* TASK DIRECTIONS
Your task is to copy every line of this material exactly.

────

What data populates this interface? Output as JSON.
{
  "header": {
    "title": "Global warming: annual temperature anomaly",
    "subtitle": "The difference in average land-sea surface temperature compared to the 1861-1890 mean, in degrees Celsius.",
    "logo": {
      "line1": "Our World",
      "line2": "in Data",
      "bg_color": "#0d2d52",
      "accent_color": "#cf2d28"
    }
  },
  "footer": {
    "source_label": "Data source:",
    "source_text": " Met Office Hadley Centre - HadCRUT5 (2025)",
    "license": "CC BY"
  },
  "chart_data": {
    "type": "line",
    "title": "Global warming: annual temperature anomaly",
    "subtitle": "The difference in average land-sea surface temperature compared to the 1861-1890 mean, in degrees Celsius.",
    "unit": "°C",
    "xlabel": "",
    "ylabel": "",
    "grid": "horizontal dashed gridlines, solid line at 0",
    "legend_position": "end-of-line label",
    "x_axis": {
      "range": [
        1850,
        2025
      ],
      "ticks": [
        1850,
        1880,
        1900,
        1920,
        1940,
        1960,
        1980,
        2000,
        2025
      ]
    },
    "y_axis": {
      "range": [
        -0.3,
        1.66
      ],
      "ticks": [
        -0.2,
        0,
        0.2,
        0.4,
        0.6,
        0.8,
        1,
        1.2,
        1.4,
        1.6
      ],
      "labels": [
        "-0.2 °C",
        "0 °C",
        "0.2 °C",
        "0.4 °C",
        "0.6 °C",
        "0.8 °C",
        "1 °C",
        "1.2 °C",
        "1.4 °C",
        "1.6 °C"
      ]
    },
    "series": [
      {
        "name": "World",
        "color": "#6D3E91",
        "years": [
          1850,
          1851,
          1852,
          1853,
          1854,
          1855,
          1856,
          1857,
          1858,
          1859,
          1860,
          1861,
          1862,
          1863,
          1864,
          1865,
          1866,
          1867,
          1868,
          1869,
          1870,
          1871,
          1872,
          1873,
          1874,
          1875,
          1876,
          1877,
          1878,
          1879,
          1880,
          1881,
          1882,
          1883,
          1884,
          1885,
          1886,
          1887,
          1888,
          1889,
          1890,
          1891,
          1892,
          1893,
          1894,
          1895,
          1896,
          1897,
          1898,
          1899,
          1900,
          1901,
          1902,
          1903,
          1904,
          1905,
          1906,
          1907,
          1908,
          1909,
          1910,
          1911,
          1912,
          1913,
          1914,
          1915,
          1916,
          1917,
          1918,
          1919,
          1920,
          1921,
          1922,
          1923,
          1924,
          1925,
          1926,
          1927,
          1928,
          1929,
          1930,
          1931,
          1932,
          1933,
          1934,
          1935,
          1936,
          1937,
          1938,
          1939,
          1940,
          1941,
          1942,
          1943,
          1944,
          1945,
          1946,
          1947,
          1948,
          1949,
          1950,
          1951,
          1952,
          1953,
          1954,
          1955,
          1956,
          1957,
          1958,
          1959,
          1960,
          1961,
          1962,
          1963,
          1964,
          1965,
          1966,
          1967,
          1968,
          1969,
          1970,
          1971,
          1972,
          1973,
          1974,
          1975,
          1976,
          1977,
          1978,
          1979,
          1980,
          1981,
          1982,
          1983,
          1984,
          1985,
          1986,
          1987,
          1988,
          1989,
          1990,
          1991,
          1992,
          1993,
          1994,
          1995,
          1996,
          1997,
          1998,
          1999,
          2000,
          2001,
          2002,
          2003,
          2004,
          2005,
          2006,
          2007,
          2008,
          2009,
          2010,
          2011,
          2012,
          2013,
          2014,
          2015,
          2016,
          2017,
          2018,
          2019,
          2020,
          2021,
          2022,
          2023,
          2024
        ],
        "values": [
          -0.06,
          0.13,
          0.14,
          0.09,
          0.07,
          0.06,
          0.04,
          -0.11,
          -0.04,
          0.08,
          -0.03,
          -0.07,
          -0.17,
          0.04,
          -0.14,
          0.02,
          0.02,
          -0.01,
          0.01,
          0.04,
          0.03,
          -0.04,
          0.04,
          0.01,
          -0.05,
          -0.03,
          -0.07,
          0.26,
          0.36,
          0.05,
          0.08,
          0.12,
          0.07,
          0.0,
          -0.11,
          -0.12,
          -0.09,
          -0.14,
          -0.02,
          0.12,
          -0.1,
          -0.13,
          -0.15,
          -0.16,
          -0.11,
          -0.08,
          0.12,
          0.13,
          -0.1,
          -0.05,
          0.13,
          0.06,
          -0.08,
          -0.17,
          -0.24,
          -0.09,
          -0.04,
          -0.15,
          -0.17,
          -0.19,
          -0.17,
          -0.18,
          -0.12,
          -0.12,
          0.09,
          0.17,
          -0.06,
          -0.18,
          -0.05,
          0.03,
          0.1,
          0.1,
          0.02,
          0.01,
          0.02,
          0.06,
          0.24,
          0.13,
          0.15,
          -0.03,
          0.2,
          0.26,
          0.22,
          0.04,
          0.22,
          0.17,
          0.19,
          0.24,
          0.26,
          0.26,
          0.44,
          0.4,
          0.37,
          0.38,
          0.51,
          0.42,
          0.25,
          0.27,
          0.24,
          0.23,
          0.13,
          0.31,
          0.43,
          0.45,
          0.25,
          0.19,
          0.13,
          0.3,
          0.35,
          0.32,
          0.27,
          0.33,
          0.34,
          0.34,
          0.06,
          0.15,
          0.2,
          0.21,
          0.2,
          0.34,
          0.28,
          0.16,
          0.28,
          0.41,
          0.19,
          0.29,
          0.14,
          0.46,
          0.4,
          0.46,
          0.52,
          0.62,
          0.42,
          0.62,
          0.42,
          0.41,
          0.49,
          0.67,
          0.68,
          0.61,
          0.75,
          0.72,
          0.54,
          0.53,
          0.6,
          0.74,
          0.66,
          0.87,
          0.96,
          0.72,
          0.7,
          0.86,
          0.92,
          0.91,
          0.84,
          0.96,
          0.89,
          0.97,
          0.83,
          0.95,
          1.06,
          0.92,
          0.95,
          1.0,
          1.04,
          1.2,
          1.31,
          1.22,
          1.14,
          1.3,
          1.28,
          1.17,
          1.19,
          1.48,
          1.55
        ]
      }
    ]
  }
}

────

* SOLUTION BELOW
What data populates this interface? Output as JSON.
{
  "header": {
    "title": "Global warming: annual temperature anomaly",
    "subtitle": "The difference in average land-sea surface temperature compared to the 1861-1890 mean, in degrees Celsius.",
    "logo": {
      "line1": "Our World",
      "line2": "in Data",
      "bg_color": "#0d2d52",
      "accent_color": "#cf2d28"
    }
  },
  "footer": {
    "source_label": "Data source:",
    "source_text": " Met Office Hadley Centre - HadCRUT5 (2025)",
    "license": "CC BY"
  },
  "chart_data": {
    "type": "line",
    "title": "Global warming: annual temperature anomaly",
    "subtitle": "The difference in average land-sea surface temperature compared to the 1861-1890 mean, in degrees Celsius.",
    "unit": "°C",
    "xlabel": "",
    "ylabel": "",
    "grid": "horizontal dashed gridlines, solid line at 0",
    "legend_position": "end-of-line label",
    "x_axis": {
      "range": [
        1850,
        2025
      ],
      "ticks": [
        1850,
        1880,
        1900,
        1920,
        1940,
        1960,
        1980,
        2000,
        2025
      ]
    },
    "y_axis": {
      "range": [
        -0.3,
        1.66
      ],
      "ticks": [
        -0.2,
        0,
        0.2,
        0.4,
        0.6,
        0.8,
        1,
        1.2,
        1.4,
        1.6
      ],
      "labels": [
        "-0.2 °C",
        "0 °C",
        "0.2 °C",
        "0.4 °C",
        "0.6 °C",
        "0.8 °C",
        "1 °C",
        "1.2 °C",
        "1.4 °C",
        "1.6 °C"
      ]
    },
    "series": [
      {
        "name": "World",
        "color": "#6D3E91",
        "years": [
          1850,
          1851,
          1852,
          1853,
          1854,
          1855,
          1856,
          1857,
          1858,
          1859,
          1860,
          1861,
          1862,
          1863,
          1864,
          1865,
          1866,
          1867,
          1868,
          1869,
          1870,
          1871,
          1872,
          1873,
          1874,
          1875,
          1876,
          1877,
          1878,
          1879,
          1880,
          1881,
          1882,
          1883,
          1884,
          1885,
          1886,
          1887,
          1888,
          1889,
          1890,
          1891,
          1892,
          1893,
          1894,
          1895,
          1896,
          1897,
          1898,
          1899,
          1900,
          1901,
          1902,
          1903,
          1904,
          1905,
          1906,
          1907,
          1908,
          1909,
          1910,
          1911,
          1912,
          1913,
          1914,
          1915,
          1916,
          1917,
          1918,
          1919,
          1920,
          1921,
          1922,
          1923,
          1924,
          1925,
          1926,
          1927,
          1928,
          1929,
          1930,
          1931,
          1932,
          1933,
          1934,
          1935,
          1936,
          1937,
          1938,
          1939,
          1940,
          1941,
          1942,
          1943,
          1944,
          1945,
          1946,
          1947,
          1948,
          1949,
          1950,
          1951,
          1952,
          1953,
          1954,
          1955,
          1956,
          1957,
          1958,
          1959,
          1960,
          1961,
          1962,
          1963,
          1964,
          1965,
          1966,
          1967,
          1968,
          1969,
          1970,
          1971,
          1972,
          1973,
          1974,
          1975,
          1976,
          1977,
          1978,
          1979,
          1980,
          1981,
          1982,
          1983,
          1984,
          1985,
          1986,
          1987,
          1988,
          1989,
          1990,
          1991,
          1992,
          1993,
          1994,
          1995,
          1996,
          1997,
          1998,
          1999,
          2000,
          2001,
          2002,
          2003,
          2004,
          2005,
          2006,
          2007,
          2008,
          2009,
          2010,
          2011,
          2012,
          2013,
          2014,
          2015,
          2016,
          2017,
          2018,
          2019,
          2020,
          2021,
          2022,
          2023,
          2024
        ],
        "values": [
          -0.06,
          0.13,
          0.14,
          0.09,
          0.07,
          0.06,
          0.04,
          -0.11,
          -0.04,
          0.08,
          -0.03,
          -0.07,
          -0.17,
          0.04,
          -0.14,
          0.02,
          0.02,
          -0.01,
          0.01,
          0.04,
          0.03,
          -0.04,
          0.04,
          0.01,
          -0.05,
          -0.03,
          -0.07,
          0.26,
          0.36,
          0.05,
          0.08,
          0.12,
          0.07,
          0.0,
          -0.11,
          -0.12,
          -0.09,
          -0.14,
          -0.02,
          0.12,
          -0.1,
          -0.13,
          -0.15,
          -0.16,
          -0.11,
          -0.08,
          0.12,
          0.13,
          -0.1,
          -0.05,
          0.13,
          0.06,
          -0.08,
          -0.17,
          -0.24,
          -0.09,
          -0.04,
          -0.15,
          -0.17,
          -0.19,
          -0.17,
          -0.18,
          -0.12,
          -0.12,
          0.09,
          0.17,
          -0.06,
          -0.18,
          -0.05,
          0.03,
          0.1,
          0.1,
          0.02,
          0.01,
          0.02,
          0.06,
          0.24,
          0.13,
          0.15,
          -0.03,
          0.2,
          0.26,
          0.22,
          0.04,
          0.22,
          0.17,
          0.19,
          0.24,
          0.26,
          0.26,
          0.44,
          0.4,
          0.37,
          0.38,
          0.51,
          0.42,
          0.25,
          0.27,
          0.24,
          0.23,
          0.13,
          0.31,
          0.43,
          0.45,
          0.25,
          0.19,
          0.13,
          0.3,
          0.35,
          0.32,
          0.27,
          0.33,
          0.34,
          0.34,
          0.06,
          0.15,
          0.2,
          0.21,
          0.2,
          0.34,
          0.28,
          0.16,
          0.28,
          0.41,
          0.19,
          0.29,
          0.14,
          0.46,
          0.4,
          0.46,
          0.52,
          0.62,
          0.42,
          0.62,
          0.42,
          0.41,
          0.49,
          0.67,
          0.68,
          0.61,
          0.75,
          0.72,
          0.54,
          0.53,
          0.6,
          0.74,
          0.66,
          0.87,
          0.96,
          0.72,
          0.7,
          0.86,
          0.92,
          0.91,
          0.84,
          0.96,
          0.89,
          0.97,
          0.83,
          0.95,
          1.06,
          0.92,
          0.95,
          1.0,
          1.04,
          1.2,
          1.31,
          1.22,
          1.14,
          1.3,
          1.28,
          1.17,
          1.19,
          1.48,
          1.55
        ]
      }
    ]
  }
}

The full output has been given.